— begin Input rows —

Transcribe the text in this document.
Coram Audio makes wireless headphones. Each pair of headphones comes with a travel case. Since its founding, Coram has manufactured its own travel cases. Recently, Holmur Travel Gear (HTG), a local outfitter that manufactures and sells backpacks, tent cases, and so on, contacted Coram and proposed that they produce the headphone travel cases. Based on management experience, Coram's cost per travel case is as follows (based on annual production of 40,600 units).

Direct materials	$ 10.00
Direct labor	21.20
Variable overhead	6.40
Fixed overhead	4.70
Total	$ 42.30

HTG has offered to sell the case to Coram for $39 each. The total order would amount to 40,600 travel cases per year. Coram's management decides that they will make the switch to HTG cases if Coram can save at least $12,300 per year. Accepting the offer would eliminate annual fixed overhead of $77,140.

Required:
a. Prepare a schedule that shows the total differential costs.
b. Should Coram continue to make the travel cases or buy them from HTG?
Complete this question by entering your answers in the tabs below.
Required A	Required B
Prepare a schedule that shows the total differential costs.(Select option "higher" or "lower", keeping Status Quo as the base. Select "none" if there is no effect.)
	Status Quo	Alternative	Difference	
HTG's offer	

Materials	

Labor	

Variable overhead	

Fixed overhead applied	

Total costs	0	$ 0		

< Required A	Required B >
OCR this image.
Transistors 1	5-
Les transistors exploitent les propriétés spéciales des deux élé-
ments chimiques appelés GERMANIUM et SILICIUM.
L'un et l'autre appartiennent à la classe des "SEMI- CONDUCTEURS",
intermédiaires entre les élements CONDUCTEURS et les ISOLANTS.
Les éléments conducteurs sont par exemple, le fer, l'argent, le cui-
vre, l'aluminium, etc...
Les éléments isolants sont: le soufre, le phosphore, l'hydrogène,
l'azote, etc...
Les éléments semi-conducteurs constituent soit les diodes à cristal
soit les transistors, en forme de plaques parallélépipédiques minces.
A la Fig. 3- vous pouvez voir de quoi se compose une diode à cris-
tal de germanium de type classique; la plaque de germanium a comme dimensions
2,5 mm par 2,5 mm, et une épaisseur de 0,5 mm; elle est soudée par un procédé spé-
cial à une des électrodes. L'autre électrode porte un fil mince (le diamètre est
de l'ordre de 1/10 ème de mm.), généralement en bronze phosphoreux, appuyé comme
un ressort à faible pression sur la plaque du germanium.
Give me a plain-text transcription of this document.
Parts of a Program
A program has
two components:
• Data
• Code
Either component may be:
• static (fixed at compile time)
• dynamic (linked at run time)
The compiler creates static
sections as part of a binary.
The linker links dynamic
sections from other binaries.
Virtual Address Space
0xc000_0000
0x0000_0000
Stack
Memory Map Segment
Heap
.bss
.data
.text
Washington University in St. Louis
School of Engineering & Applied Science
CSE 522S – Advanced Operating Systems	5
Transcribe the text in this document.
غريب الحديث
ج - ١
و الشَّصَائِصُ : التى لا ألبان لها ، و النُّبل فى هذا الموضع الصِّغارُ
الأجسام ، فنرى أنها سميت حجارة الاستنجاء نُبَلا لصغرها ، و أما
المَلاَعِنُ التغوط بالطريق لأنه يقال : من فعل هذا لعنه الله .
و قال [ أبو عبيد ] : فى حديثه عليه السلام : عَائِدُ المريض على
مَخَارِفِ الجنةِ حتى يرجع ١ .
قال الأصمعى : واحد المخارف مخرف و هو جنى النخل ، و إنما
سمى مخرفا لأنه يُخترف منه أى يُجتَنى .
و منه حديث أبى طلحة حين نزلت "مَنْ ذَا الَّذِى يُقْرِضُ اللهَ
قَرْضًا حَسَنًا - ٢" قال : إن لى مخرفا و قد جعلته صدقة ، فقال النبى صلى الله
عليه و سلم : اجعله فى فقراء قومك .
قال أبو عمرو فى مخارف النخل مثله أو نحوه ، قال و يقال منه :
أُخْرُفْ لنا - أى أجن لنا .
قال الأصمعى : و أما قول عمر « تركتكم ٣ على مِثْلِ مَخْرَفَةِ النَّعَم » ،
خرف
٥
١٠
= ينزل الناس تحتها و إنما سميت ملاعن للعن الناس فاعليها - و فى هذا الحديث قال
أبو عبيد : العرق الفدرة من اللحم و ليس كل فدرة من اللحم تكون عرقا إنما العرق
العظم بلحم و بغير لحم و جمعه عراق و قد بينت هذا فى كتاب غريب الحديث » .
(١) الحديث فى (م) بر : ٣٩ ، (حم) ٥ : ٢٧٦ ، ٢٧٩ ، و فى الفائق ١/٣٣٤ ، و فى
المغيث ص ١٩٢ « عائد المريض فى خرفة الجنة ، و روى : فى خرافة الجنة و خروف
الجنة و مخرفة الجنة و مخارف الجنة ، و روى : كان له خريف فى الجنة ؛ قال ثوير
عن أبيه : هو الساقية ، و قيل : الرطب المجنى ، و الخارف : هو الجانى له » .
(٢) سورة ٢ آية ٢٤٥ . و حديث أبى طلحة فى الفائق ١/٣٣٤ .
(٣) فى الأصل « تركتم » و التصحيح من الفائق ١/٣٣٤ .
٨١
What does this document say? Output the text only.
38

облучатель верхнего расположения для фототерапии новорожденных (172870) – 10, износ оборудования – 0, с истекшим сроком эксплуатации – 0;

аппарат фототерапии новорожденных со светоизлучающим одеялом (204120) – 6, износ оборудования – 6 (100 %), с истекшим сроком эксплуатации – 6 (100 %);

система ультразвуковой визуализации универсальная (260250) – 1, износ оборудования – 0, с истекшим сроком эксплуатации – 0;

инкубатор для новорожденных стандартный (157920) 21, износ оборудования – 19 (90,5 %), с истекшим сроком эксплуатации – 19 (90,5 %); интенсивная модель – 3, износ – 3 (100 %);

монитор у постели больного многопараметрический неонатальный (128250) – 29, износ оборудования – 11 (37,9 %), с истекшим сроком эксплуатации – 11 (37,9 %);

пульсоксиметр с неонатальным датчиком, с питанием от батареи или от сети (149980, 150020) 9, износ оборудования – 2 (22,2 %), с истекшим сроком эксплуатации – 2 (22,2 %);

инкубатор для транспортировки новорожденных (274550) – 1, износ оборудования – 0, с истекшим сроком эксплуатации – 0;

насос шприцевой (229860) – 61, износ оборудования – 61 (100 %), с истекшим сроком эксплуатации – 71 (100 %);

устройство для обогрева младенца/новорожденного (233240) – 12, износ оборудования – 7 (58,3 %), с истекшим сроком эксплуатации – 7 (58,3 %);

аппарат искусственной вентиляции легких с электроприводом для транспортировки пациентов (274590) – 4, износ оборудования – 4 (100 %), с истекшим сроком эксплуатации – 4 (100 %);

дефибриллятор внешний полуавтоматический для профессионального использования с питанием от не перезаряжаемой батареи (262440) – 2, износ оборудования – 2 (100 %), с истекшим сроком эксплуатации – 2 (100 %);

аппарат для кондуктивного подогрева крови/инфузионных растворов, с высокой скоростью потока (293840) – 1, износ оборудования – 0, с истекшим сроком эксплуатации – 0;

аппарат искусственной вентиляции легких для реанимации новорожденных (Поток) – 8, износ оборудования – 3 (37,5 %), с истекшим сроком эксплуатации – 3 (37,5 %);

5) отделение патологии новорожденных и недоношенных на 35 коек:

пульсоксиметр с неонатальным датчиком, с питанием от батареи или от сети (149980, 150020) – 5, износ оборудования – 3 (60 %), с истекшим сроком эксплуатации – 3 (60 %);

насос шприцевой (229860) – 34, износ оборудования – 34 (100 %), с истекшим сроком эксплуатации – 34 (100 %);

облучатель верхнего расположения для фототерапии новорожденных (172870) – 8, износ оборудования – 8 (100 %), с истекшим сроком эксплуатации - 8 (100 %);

— end Input rows —

» **Stated problem**
Gather each line that holds "soit".

» **Correct answer**
Les éléments semi-conducteurs constituent soit les diodes à cristal
soit les transistors, en forme de plaques parallélépipédiques minces.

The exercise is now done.